### YOUR OBJECTIVE
Where the word "образованием" occurs in a line, return that line.

******************************

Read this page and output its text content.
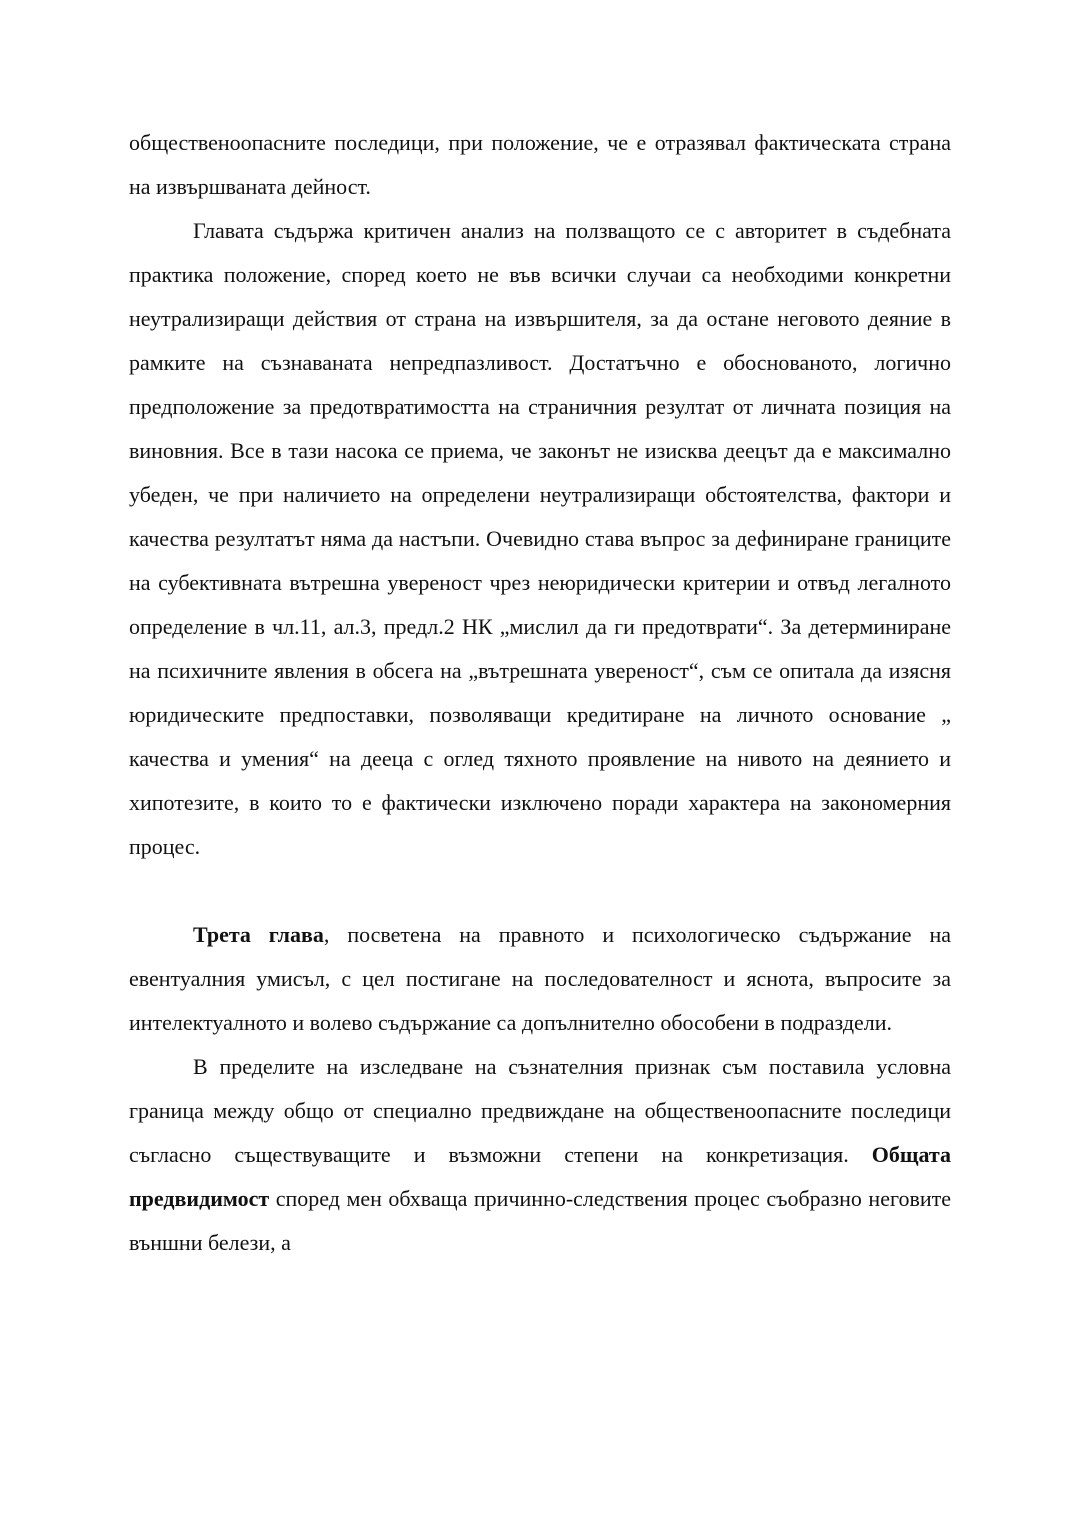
общественоопасните последици, при положение, че е отразявал фактическата страна на извършваната дейност.

Главата съдържа критичен анализ на ползващото се с авторитет в съдебната практика положение, според което не във всички случаи са необходими конкретни неутрализиращи действия от страна на извършителя, за да остане неговото деяние в рамките на съзнаваната непредпазливост. Достатъчно е обоснованото, логично предположение за предотвратимостта на страничния резултат от личната позиция на виновния. Все в тази насока се приема, че законът не изисква деецът да е максимално убеден, че при наличието на определени неутрализиращи обстоятелства, фактори и качества резултатът няма да настъпи. Очевидно става въпрос за дефиниране границите на субективната вътрешна увереност чрез неюридически критерии и отвъд легалното определение в чл.11, ал.3, предл.2 НК „мислил да ги предотврати“. За детерминиране на психичните явления в обсега на „вътрешната увереност“, съм се опитала да изясня юридическите предпоставки, позволяващи кредитиране на личното основание „ качества и умения“ на дееца с оглед тяхното проявление на нивото на деянието и хипотезите, в които то е фактически изключено поради характера на закономерния процес.

Трета глава, посветена на правното и психологическо съдържание на евентуалния умисъл, с цел постигане на последователност и яснота, въпросите за интелектуалното и волево съдържание са допълнително обособени в подраздели.

В пределите на изследване на съзнателния признак съм поставила условна граница между общо от специално предвиждане на общественоопасните последици съгласно съществуващите и възможни степени на конкретизация. Общата предвидимост според мен обхваща причинно-следствения процес съобразно неговите външни белези, а
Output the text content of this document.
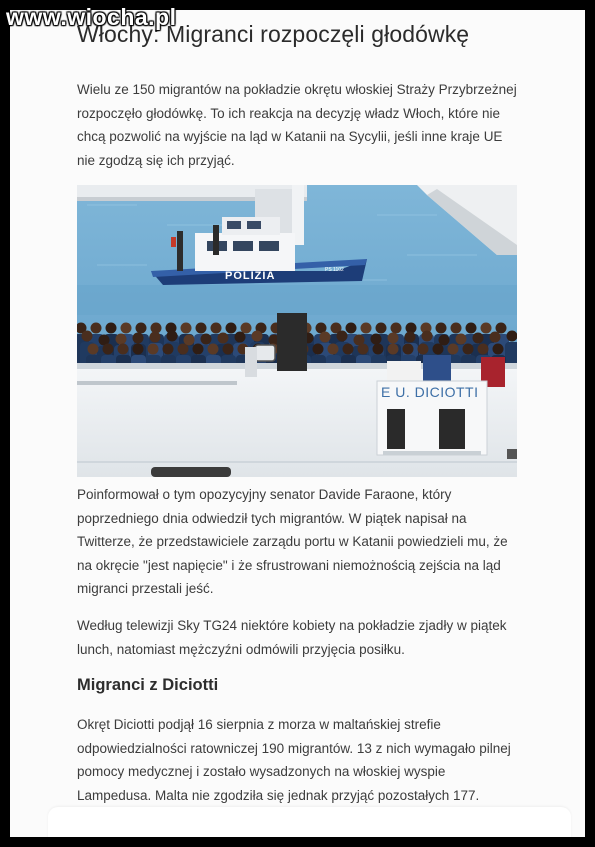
Włochy: Migranci rozpoczęli głodówkę

Wielu ze 150 migrantów na pokładzie okrętu włoskiej Straży Przybrzeżnej rozpoczęło głodówkę. To ich reakcja na decyzję władz Włoch, które nie chcą pozwolić na wyjście na ląd w Katanii na Sycylii, jeśli inne kraje UE nie zgodzą się ich przyjąć.

POLIZIA	PS 1102
E U. DICIOTTI

Poinformował o tym opozycyjny senator Davide Faraone, który poprzedniego dnia odwiedził tych migrantów. W piątek napisał na Twitterze, że przedstawiciele zarządu portu w Katanii powiedzieli mu, że na okręcie "jest napięcie" i że sfrustrowani niemożnością zejścia na ląd migranci przestali jeść.

Według telewizji Sky TG24 niektóre kobiety na pokładzie zjadły w piątek lunch, natomiast mężczyźni odmówili przyjęcia posiłku.

Migranci z Diciotti

Okręt Diciotti podjął 16 sierpnia z morza w maltańskiej strefie odpowiedzialności ratowniczej 190 migrantów. 13 z nich wymagało pilnej pomocy medycznej i zostało wysadzonych na włoskiej wyspie Lampedusa. Malta nie zgodziła się jednak przyjąć pozostałych 177.

www.wiocha.pl
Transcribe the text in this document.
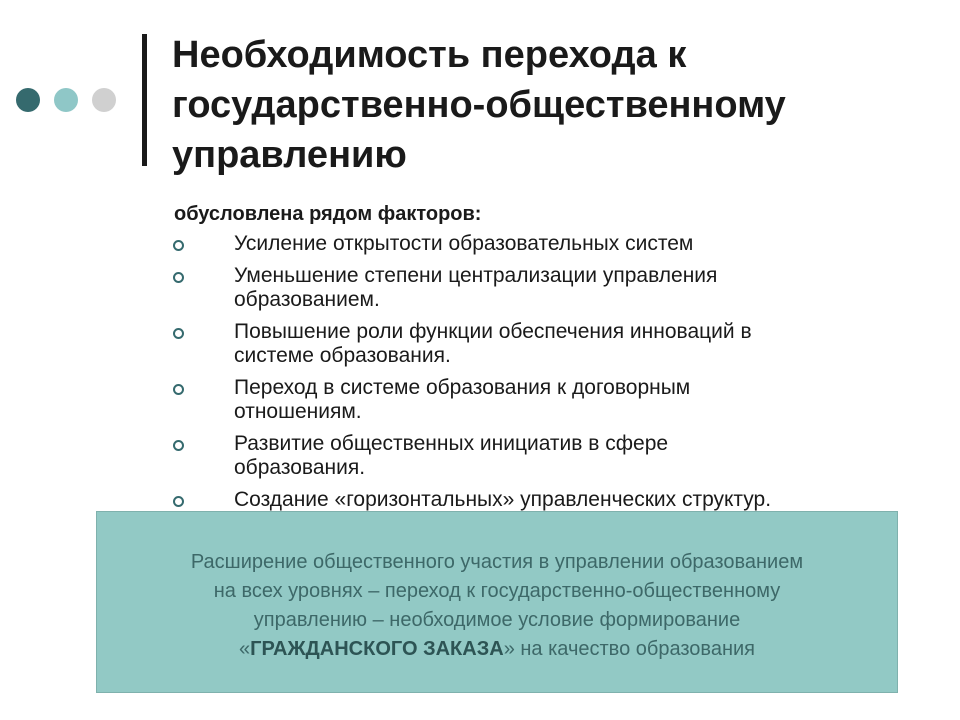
Необходимость перехода к
государственно-общественному
управлению
обусловлена рядом факторов:
Усиление открытости образовательных систем
Уменьшение степени централизации управления
образованием.
Повышение роли функции обеспечения инноваций в
системе образования.
Переход в системе образования к договорным
отношениям.
Развитие общественных инициатив в сфере
образования.
Создание «горизонтальных» управленческих структур.
Расширение общественного участия в управлении образованием
на всех уровнях – переход к государственно-общественному
управлению – необходимое условие формирование
«ГРАЖДАНСКОГО ЗАКАЗА» на качество образования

******************************

### TASK OUTPUT
образованием.
Расширение общественного участия в управлении образованием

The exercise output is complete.